EXCERPTED PASSAGE:
IBM Support

IBM Power FAQ: What to expect when requesting Root Cause Analysis (RCA) (applies to AIX, HMC, IBM i, PowerHA, PowerVM, Power Systems)

Question & Answer


Question

Root cause analysis (RCA) is an assessment for determining the sequence of events which have contributed, or can contribute, to the occurrence of issues. The main contributors to issues include simple user actions  (for example, invalid command usage, incorrect configuration), lack of planning and testing (for example, for new implementations or changes to an implementation), configuration of products or devices outside of the operating system environments, custom client configuration in conjunction with their unique business workload, and one or more complex and microsecond events in a mix of millions of events across multiple devices and systems.

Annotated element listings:
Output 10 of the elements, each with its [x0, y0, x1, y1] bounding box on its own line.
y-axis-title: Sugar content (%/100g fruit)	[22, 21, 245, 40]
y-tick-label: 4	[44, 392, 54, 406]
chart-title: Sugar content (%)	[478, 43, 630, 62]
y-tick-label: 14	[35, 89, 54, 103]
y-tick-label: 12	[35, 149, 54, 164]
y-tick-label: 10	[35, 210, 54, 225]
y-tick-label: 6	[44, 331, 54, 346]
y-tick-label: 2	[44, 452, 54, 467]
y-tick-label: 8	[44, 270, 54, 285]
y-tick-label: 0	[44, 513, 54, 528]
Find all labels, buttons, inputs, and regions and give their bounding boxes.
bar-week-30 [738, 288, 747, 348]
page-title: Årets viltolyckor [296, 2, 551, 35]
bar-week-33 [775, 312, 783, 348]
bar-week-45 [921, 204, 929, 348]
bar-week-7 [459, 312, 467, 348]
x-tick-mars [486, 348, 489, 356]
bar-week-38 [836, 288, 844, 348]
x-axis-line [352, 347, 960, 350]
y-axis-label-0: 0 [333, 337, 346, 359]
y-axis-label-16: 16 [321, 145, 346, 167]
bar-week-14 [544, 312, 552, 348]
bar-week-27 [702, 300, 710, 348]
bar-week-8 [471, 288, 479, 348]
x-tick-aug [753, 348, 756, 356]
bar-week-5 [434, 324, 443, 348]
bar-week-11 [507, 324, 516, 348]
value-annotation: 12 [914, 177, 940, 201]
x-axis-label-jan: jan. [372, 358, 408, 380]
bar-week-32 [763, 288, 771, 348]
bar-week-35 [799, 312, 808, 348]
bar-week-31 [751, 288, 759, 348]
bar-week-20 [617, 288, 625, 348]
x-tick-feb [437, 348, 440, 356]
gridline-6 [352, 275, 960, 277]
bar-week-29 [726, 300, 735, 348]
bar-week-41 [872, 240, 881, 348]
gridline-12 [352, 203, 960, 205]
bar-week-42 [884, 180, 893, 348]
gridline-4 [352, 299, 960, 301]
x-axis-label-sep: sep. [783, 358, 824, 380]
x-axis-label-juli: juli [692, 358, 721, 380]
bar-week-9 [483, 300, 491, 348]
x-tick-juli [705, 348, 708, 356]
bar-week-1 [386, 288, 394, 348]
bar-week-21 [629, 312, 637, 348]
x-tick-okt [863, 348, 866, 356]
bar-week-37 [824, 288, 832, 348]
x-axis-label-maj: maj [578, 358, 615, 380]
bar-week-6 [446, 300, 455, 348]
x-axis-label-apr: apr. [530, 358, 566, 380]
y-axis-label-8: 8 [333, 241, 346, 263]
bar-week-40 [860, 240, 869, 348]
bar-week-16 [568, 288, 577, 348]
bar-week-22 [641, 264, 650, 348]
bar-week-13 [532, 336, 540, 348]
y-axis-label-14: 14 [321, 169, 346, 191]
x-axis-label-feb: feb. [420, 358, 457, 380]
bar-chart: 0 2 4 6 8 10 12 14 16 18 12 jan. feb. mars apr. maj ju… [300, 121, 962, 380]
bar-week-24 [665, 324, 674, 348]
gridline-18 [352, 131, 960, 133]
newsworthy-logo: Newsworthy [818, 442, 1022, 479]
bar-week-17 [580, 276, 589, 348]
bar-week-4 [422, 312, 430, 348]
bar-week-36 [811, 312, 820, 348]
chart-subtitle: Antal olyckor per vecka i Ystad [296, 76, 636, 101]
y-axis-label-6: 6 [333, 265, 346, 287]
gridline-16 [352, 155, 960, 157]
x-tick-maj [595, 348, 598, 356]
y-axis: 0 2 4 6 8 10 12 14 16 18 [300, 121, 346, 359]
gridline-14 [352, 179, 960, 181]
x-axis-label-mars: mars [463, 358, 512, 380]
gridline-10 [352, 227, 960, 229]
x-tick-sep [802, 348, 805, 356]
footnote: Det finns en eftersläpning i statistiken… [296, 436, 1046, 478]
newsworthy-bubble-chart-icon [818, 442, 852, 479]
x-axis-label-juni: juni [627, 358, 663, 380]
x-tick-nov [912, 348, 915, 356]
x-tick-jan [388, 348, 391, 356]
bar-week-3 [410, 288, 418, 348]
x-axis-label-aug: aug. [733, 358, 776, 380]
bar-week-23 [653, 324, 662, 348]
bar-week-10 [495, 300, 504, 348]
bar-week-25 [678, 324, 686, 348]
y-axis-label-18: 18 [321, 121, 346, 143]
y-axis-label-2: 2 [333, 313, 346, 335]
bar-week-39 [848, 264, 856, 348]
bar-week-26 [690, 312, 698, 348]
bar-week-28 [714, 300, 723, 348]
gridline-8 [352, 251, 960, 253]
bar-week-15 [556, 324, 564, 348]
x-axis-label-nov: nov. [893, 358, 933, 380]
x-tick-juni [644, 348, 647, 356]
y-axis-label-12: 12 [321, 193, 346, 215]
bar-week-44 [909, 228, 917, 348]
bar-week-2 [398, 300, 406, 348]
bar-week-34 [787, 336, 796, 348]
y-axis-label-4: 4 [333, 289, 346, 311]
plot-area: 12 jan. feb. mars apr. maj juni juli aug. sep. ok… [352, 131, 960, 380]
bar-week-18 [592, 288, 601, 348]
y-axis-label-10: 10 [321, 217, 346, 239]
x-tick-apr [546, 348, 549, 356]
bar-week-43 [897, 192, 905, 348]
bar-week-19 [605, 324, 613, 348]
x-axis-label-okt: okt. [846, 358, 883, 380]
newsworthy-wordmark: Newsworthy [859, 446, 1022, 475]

TASKS AND EXERCISES:
1) In the RCA FAQ, what does root cause analysis assess?
2) In the RCA FAQ, rewrite the part that begins with "Question & Answer" and ends with "devices and systems.", changing each "issues" to "incidents".

RESPONSE LIST:
1) It assesses the sequence of events that have contributed, or can contribute, to the occurrence of issues.

2)
Question & Answer


Question

Root cause analysis (RCA) is an assessment for determining the sequence of events which have contributed, or can contribute, to the occurrence of incidents. The main contributors to incidents include simple user actions  (for example, invalid command usage, incorrect configuration), lack of planning and testing (for example, for new implementations or changes to an implementation), configuration of products or devices outside of the operating system environments, custom client configuration in conjunction with their unique business workload, and one or more complex and microsecond events in a mix of millions of events across multiple devices and systems.